> Problem details
Wherever the word "JSON" appears in the entries, copy the whole line.

-- BEGIN Supplied data --

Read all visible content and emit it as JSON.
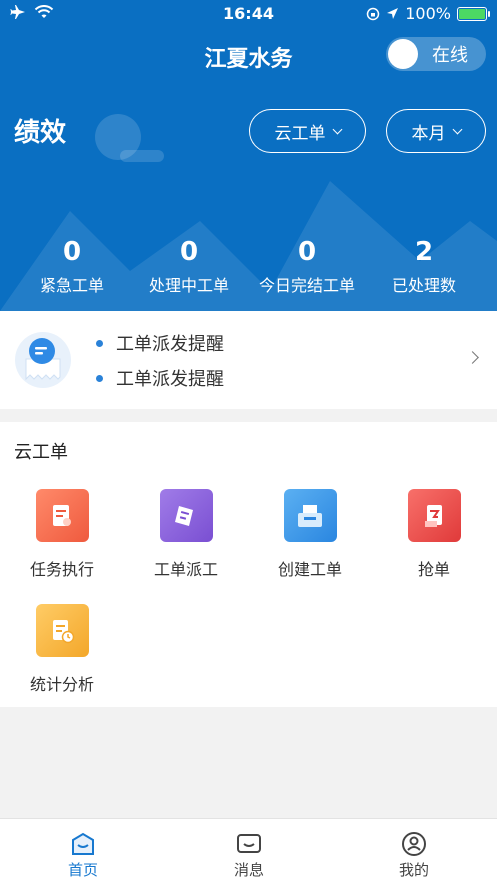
{
  "status_bar": {
    "time": "16:44",
    "battery": "100%",
    "battery_level": 1.0
  },
  "header": {
    "title": "江夏水务",
    "online_label": "在线"
  },
  "performance": {
    "title": "绩效",
    "type_select": "云工单",
    "period_select": "本月",
    "stats": [
      {
        "value": "0",
        "label": "紧急工单"
      },
      {
        "value": "0",
        "label": "处理中工单"
      },
      {
        "value": "0",
        "label": "今日完结工单"
      },
      {
        "value": "2",
        "label": "已处理数"
      }
    ]
  },
  "reminders": {
    "items": [
      "工单派发提醒",
      "工单派发提醒"
    ]
  },
  "cloud_orders": {
    "title": "云工单",
    "tiles": [
      {
        "label": "任务执行",
        "icon": "task-execute-icon",
        "color": "#f36d52"
      },
      {
        "label": "工单派工",
        "icon": "order-dispatch-icon",
        "color": "#8b63d9"
      },
      {
        "label": "创建工单",
        "icon": "create-order-icon",
        "color": "#3a9ae8"
      },
      {
        "label": "抢单",
        "icon": "grab-order-icon",
        "color": "#ec4a4a"
      },
      {
        "label": "统计分析",
        "icon": "statistics-icon",
        "color": "#f5b53a"
      }
    ]
  },
  "tabbar": {
    "tabs": [
      {
        "label": "首页",
        "icon": "home-icon",
        "active": true
      },
      {
        "label": "消息",
        "icon": "message-icon",
        "active": false
      },
      {
        "label": "我的",
        "icon": "profile-icon",
        "active": false
      }
    ]
  },
  "colors": {
    "primary": "#0a6fc2",
    "accent": "#1778cf",
    "background": "#f2f2f2"
  }
}
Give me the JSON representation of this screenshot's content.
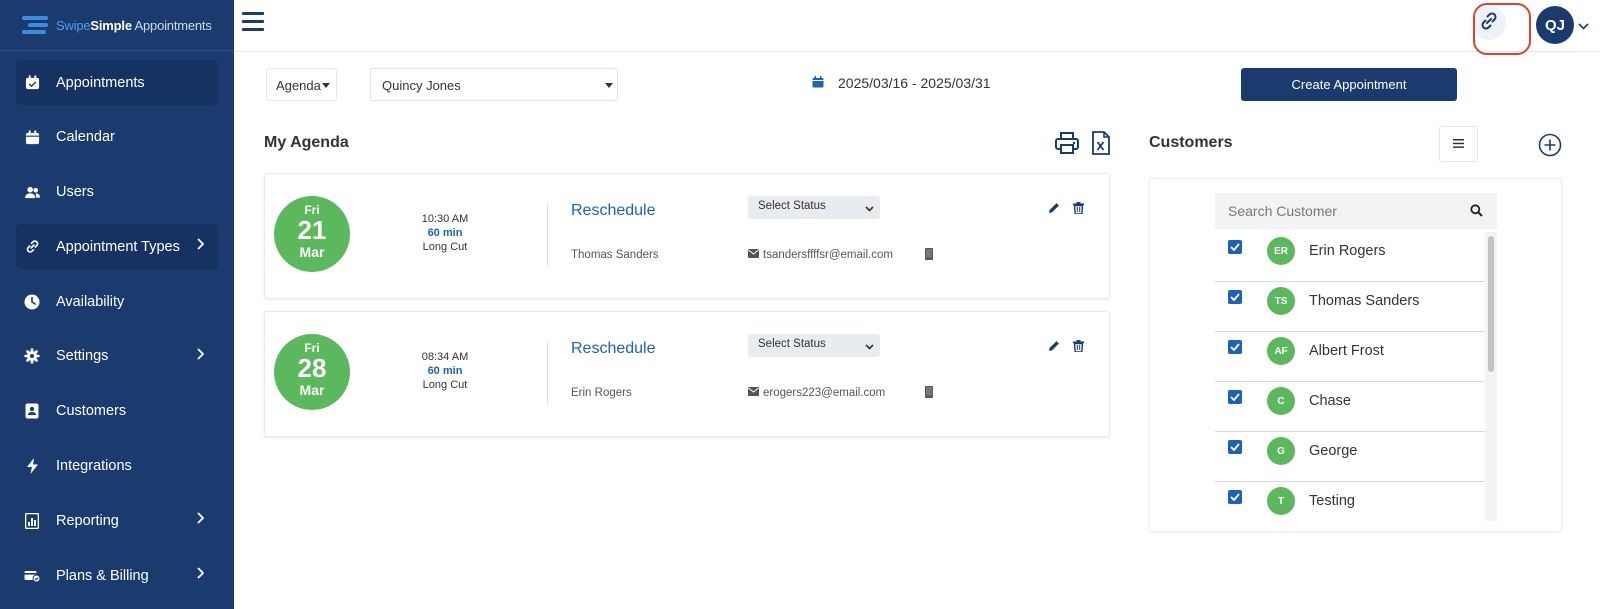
{
  "brand": {
    "part1": "Swipe",
    "part2": "Simple",
    "part3": " Appointments"
  },
  "sidebar": {
    "items": [
      {
        "label": "Appointments",
        "icon": "calendar-check-icon"
      },
      {
        "label": "Calendar",
        "icon": "calendar-icon"
      },
      {
        "label": "Users",
        "icon": "users-icon"
      },
      {
        "label": "Appointment Types",
        "icon": "link-icon"
      },
      {
        "label": "Availability",
        "icon": "clock-icon"
      },
      {
        "label": "Settings",
        "icon": "gear-icon"
      },
      {
        "label": "Customers",
        "icon": "contact-card-icon"
      },
      {
        "label": "Integrations",
        "icon": "bolt-icon"
      },
      {
        "label": "Reporting",
        "icon": "report-icon"
      },
      {
        "label": "Plans & Billing",
        "icon": "billing-icon"
      }
    ]
  },
  "topbar": {
    "avatar_initials": "QJ"
  },
  "toolbar": {
    "view_label": "Agenda",
    "staff_value": "Quincy Jones",
    "date_range": "2025/03/16 - 2025/03/31",
    "create_label": "Create Appointment"
  },
  "agenda": {
    "title": "My Agenda",
    "appointments": [
      {
        "weekday": "Fri",
        "day": "21",
        "month": "Mar",
        "time": "10:30 AM",
        "duration": "60 min",
        "service": "Long Cut",
        "action": "Reschedule",
        "customer": "Thomas Sanders",
        "status_placeholder": "Select Status",
        "email": "tsandersffffsr@email.com"
      },
      {
        "weekday": "Fri",
        "day": "28",
        "month": "Mar",
        "time": "08:34 AM",
        "duration": "60 min",
        "service": "Long Cut",
        "action": "Reschedule",
        "customer": "Erin Rogers",
        "status_placeholder": "Select Status",
        "email": "erogers223@email.com"
      }
    ]
  },
  "customers": {
    "title": "Customers",
    "search_placeholder": "Search Customer",
    "list": [
      {
        "initials": "ER",
        "name": "Erin Rogers",
        "checked": true
      },
      {
        "initials": "TS",
        "name": "Thomas Sanders",
        "checked": true
      },
      {
        "initials": "AF",
        "name": "Albert Frost",
        "checked": true
      },
      {
        "initials": "C",
        "name": "Chase",
        "checked": true
      },
      {
        "initials": "G",
        "name": "George",
        "checked": true
      },
      {
        "initials": "T",
        "name": "Testing",
        "checked": true
      }
    ]
  },
  "colors": {
    "sidebar": "#1b3a6e",
    "accent_blue": "#1d62b7",
    "green": "#5cb85c",
    "highlight_ring": "#e0412b"
  }
}
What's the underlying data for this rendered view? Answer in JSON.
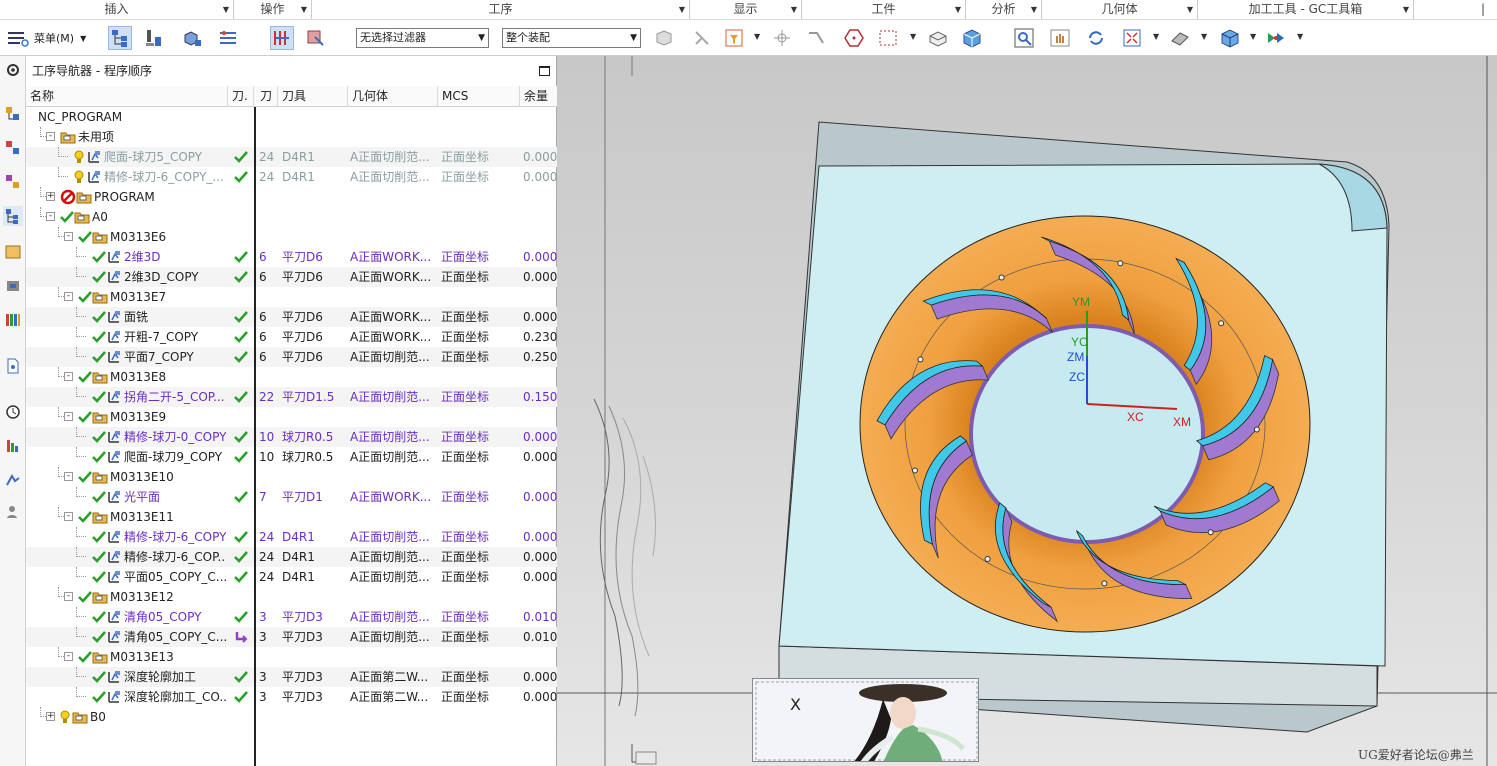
{
  "ribbon": {
    "groups": [
      "插入",
      "操作",
      "工序",
      "显示",
      "工件",
      "分析",
      "几何体",
      "加工工具 - GC工具箱",
      "|"
    ]
  },
  "toolbar": {
    "menu_label": "菜单(M)",
    "filter_select": "无选择过滤器",
    "assembly_select": "整个装配"
  },
  "navigator": {
    "title": "工序导航器 - 程序顺序",
    "columns": [
      "名称",
      "刀.",
      "刀",
      "刀具",
      "几何体",
      "MCS",
      "余量"
    ],
    "rows": [
      {
        "name": "NC_PROGRAM",
        "type": "root",
        "level": 0,
        "check": "",
        "tool_no": "",
        "tool": "",
        "geometry": "",
        "mcs": "",
        "stock": "",
        "color": "normal"
      },
      {
        "name": "未用项",
        "type": "folder",
        "level": 1,
        "expander": "-",
        "check": "",
        "tool_no": "",
        "tool": "",
        "geometry": "",
        "mcs": "",
        "stock": "",
        "color": "normal"
      },
      {
        "name": "爬面-球刀5_COPY",
        "type": "op",
        "level": 2,
        "warn": true,
        "check": "ok",
        "tool_no": "24",
        "tool": "D4R1",
        "geometry": "A正面切削范...",
        "mcs": "正面坐标",
        "stock": "0.000",
        "color": "gray"
      },
      {
        "name": "精修-球刀-6_COPY_...",
        "type": "op",
        "level": 2,
        "warn": true,
        "check": "ok",
        "tool_no": "24",
        "tool": "D4R1",
        "geometry": "A正面切削范...",
        "mcs": "正面坐标",
        "stock": "0.000",
        "color": "gray"
      },
      {
        "name": "PROGRAM",
        "type": "group-prohibited",
        "level": 1,
        "expander": "+",
        "check": "",
        "tool_no": "",
        "tool": "",
        "geometry": "",
        "mcs": "",
        "stock": "",
        "color": "normal"
      },
      {
        "name": "A0",
        "type": "group",
        "level": 1,
        "expander": "-",
        "check": "",
        "tool_no": "",
        "tool": "",
        "geometry": "",
        "mcs": "",
        "stock": "",
        "color": "normal"
      },
      {
        "name": "M0313E6",
        "type": "group",
        "level": 2,
        "expander": "-",
        "check": "",
        "tool_no": "",
        "tool": "",
        "geometry": "",
        "mcs": "",
        "stock": "",
        "color": "normal"
      },
      {
        "name": "2维3D",
        "type": "op",
        "level": 3,
        "check": "ok",
        "tool_no": "6",
        "tool": "平刀D6",
        "geometry": "A正面WORK...",
        "mcs": "正面坐标",
        "stock": "0.000",
        "color": "purple"
      },
      {
        "name": "2维3D_COPY",
        "type": "op",
        "level": 3,
        "check": "ok",
        "tool_no": "6",
        "tool": "平刀D6",
        "geometry": "A正面WORK...",
        "mcs": "正面坐标",
        "stock": "0.000",
        "color": "normal"
      },
      {
        "name": "M0313E7",
        "type": "group",
        "level": 2,
        "expander": "-",
        "check": "",
        "tool_no": "",
        "tool": "",
        "geometry": "",
        "mcs": "",
        "stock": "",
        "color": "normal"
      },
      {
        "name": "面铣",
        "type": "op",
        "level": 3,
        "check": "ok",
        "tool_no": "6",
        "tool": "平刀D6",
        "geometry": "A正面WORK...",
        "mcs": "正面坐标",
        "stock": "0.000",
        "color": "normal"
      },
      {
        "name": "开粗-7_COPY",
        "type": "op",
        "level": 3,
        "check": "ok",
        "tool_no": "6",
        "tool": "平刀D6",
        "geometry": "A正面WORK...",
        "mcs": "正面坐标",
        "stock": "0.230",
        "color": "normal"
      },
      {
        "name": "平面7_COPY",
        "type": "op",
        "level": 3,
        "check": "ok",
        "tool_no": "6",
        "tool": "平刀D6",
        "geometry": "A正面切削范...",
        "mcs": "正面坐标",
        "stock": "0.250",
        "color": "normal"
      },
      {
        "name": "M0313E8",
        "type": "group",
        "level": 2,
        "expander": "-",
        "check": "",
        "tool_no": "",
        "tool": "",
        "geometry": "",
        "mcs": "",
        "stock": "",
        "color": "normal"
      },
      {
        "name": "拐角二开-5_COP...",
        "type": "op",
        "level": 3,
        "check": "ok",
        "tool_no": "22",
        "tool": "平刀D1.5",
        "geometry": "A正面切削范...",
        "mcs": "正面坐标",
        "stock": "0.150",
        "color": "purple"
      },
      {
        "name": "M0313E9",
        "type": "group",
        "level": 2,
        "expander": "-",
        "check": "",
        "tool_no": "",
        "tool": "",
        "geometry": "",
        "mcs": "",
        "stock": "",
        "color": "normal"
      },
      {
        "name": "精修-球刀-0_COPY",
        "type": "op",
        "level": 3,
        "check": "ok",
        "tool_no": "10",
        "tool": "球刀R0.5",
        "geometry": "A正面切削范...",
        "mcs": "正面坐标",
        "stock": "0.000",
        "color": "purple"
      },
      {
        "name": "爬面-球刀9_COPY",
        "type": "op",
        "level": 3,
        "check": "ok",
        "tool_no": "10",
        "tool": "球刀R0.5",
        "geometry": "A正面切削范...",
        "mcs": "正面坐标",
        "stock": "0.000",
        "color": "normal"
      },
      {
        "name": "M0313E10",
        "type": "group",
        "level": 2,
        "expander": "-",
        "check": "",
        "tool_no": "",
        "tool": "",
        "geometry": "",
        "mcs": "",
        "stock": "",
        "color": "normal"
      },
      {
        "name": "光平面",
        "type": "op",
        "level": 3,
        "check": "ok",
        "tool_no": "7",
        "tool": "平刀D1",
        "geometry": "A正面WORK...",
        "mcs": "正面坐标",
        "stock": "0.000",
        "color": "purple"
      },
      {
        "name": "M0313E11",
        "type": "group",
        "level": 2,
        "expander": "-",
        "check": "",
        "tool_no": "",
        "tool": "",
        "geometry": "",
        "mcs": "",
        "stock": "",
        "color": "normal"
      },
      {
        "name": "精修-球刀-6_COPY",
        "type": "op",
        "level": 3,
        "check": "ok",
        "tool_no": "24",
        "tool": "D4R1",
        "geometry": "A正面切削范...",
        "mcs": "正面坐标",
        "stock": "0.000",
        "color": "purple"
      },
      {
        "name": "精修-球刀-6_COP...",
        "type": "op",
        "level": 3,
        "check": "ok",
        "tool_no": "24",
        "tool": "D4R1",
        "geometry": "A正面切削范...",
        "mcs": "正面坐标",
        "stock": "0.000",
        "color": "normal"
      },
      {
        "name": "平面05_COPY_C...",
        "type": "op",
        "level": 3,
        "check": "ok",
        "tool_no": "24",
        "tool": "D4R1",
        "geometry": "A正面切削范...",
        "mcs": "正面坐标",
        "stock": "0.000",
        "color": "normal"
      },
      {
        "name": "M0313E12",
        "type": "group",
        "level": 2,
        "expander": "-",
        "check": "",
        "tool_no": "",
        "tool": "",
        "geometry": "",
        "mcs": "",
        "stock": "",
        "color": "normal"
      },
      {
        "name": "清角05_COPY",
        "type": "op",
        "level": 3,
        "check": "ok",
        "tool_no": "3",
        "tool": "平刀D3",
        "geometry": "A正面切削范...",
        "mcs": "正面坐标",
        "stock": "0.010",
        "color": "purple"
      },
      {
        "name": "清角05_COPY_C...",
        "type": "op",
        "level": 3,
        "check": "arrow",
        "tool_no": "3",
        "tool": "平刀D3",
        "geometry": "A正面切削范...",
        "mcs": "正面坐标",
        "stock": "0.010",
        "color": "normal"
      },
      {
        "name": "M0313E13",
        "type": "group",
        "level": 2,
        "expander": "-",
        "check": "",
        "tool_no": "",
        "tool": "",
        "geometry": "",
        "mcs": "",
        "stock": "",
        "color": "normal"
      },
      {
        "name": "深度轮廓加工",
        "type": "op",
        "level": 3,
        "check": "ok",
        "tool_no": "3",
        "tool": "平刀D3",
        "geometry": "A正面第二W...",
        "mcs": "正面坐标",
        "stock": "0.000",
        "color": "normal"
      },
      {
        "name": "深度轮廓加工_CO...",
        "type": "op",
        "level": 3,
        "check": "ok",
        "tool_no": "3",
        "tool": "平刀D3",
        "geometry": "A正面第二W...",
        "mcs": "正面坐标",
        "stock": "0.000",
        "color": "normal"
      },
      {
        "name": "B0",
        "type": "group-warn",
        "level": 1,
        "expander": "+",
        "check": "",
        "tool_no": "",
        "tool": "",
        "geometry": "",
        "mcs": "",
        "stock": "",
        "color": "normal"
      }
    ]
  },
  "viewport": {
    "axis_labels": {
      "ym": "YM",
      "yc": "YC",
      "zm": "ZM",
      "zc": "ZC",
      "xc": "XC",
      "xm": "XM"
    }
  },
  "popup": {
    "close_label": "X"
  },
  "watermark": "UG爱好者论坛@弗兰",
  "colors": {
    "orange": "#f0a040",
    "cyan": "#40c8e8",
    "violet": "#a07ad0",
    "plate": "#cfeef2",
    "purple_text": "#6a2fc0",
    "green_check": "#2aa02a"
  }
}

-- END Supplied data --

> Answer in full
Read all visible content and emit it as JSON.
Give me the JSON representation of this screenshot's content.
What's the underlying data for this rendered view? Answer in JSON.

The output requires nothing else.